**Requirements**
Will you output the entries below exactly, skipping every image they contain?

Data records:
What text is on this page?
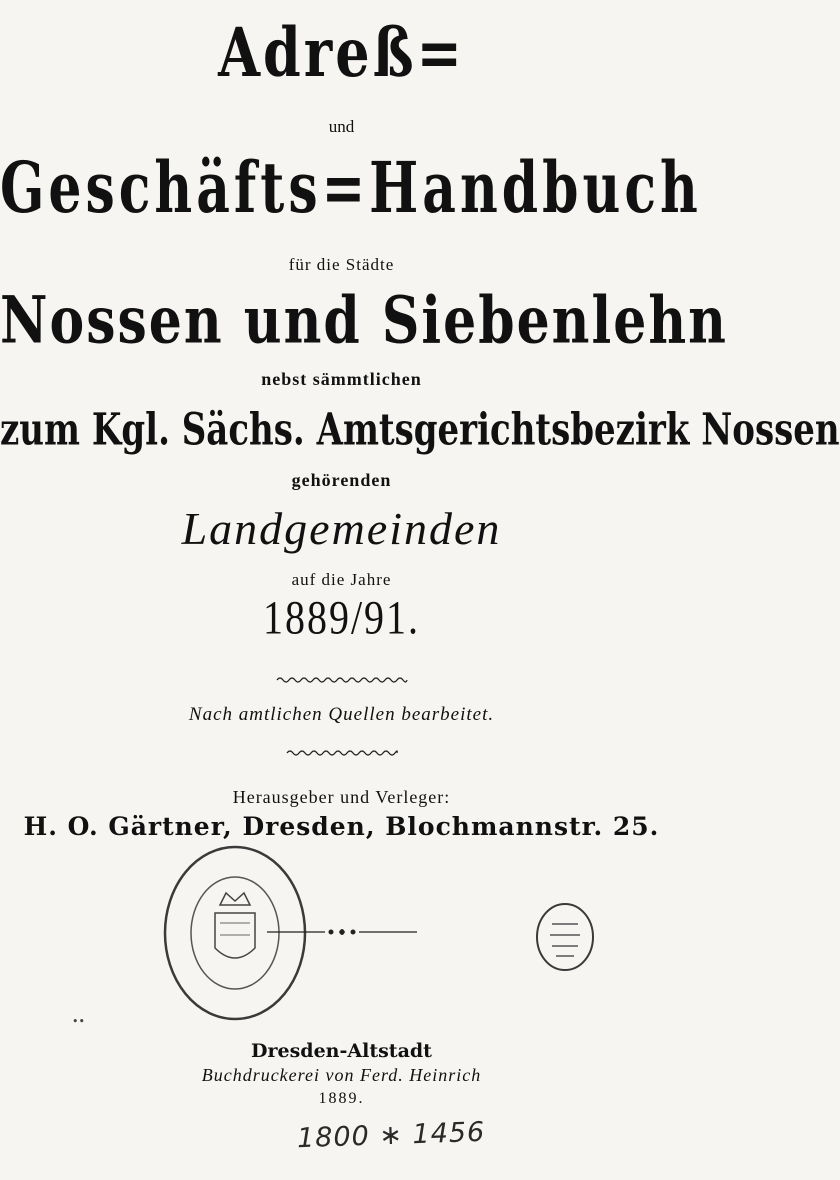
Adreß=
und
Geschäfts=Handbuch
für die Städte
Nossen und Siebenlehn
nebst sämmtlichen
zum Kgl. Sächs. Amtsgerichtsbezirk Nossen
gehörenden
Landgemeinden
auf die Jahre
1889/91.
Nach amtlichen Quellen bearbeitet.
Herausgeber und Verleger:
H. O. Gärtner, Dresden, Blochmannstr. 25.
••
Dresden-Altstadt
Buchdruckerei von Ferd. Heinrich
1889.
1800 ∗ 1456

**The output**
What text is on this page?
Adreß=
und
Geschäfts=Handbuch
für die Städte
Nossen und Siebenlehn
nebst sämmtlichen
zum Kgl. Sächs. Amtsgerichtsbezirk Nossen
gehörenden
Landgemeinden
auf die Jahre
1889/91.
Nach amtlichen Quellen bearbeitet.
Herausgeber und Verleger:
H. O. Gärtner, Dresden, Blochmannstr. 25.
••
Dresden-Altstadt
Buchdruckerei von Ferd. Heinrich
1889.
1800 ∗ 1456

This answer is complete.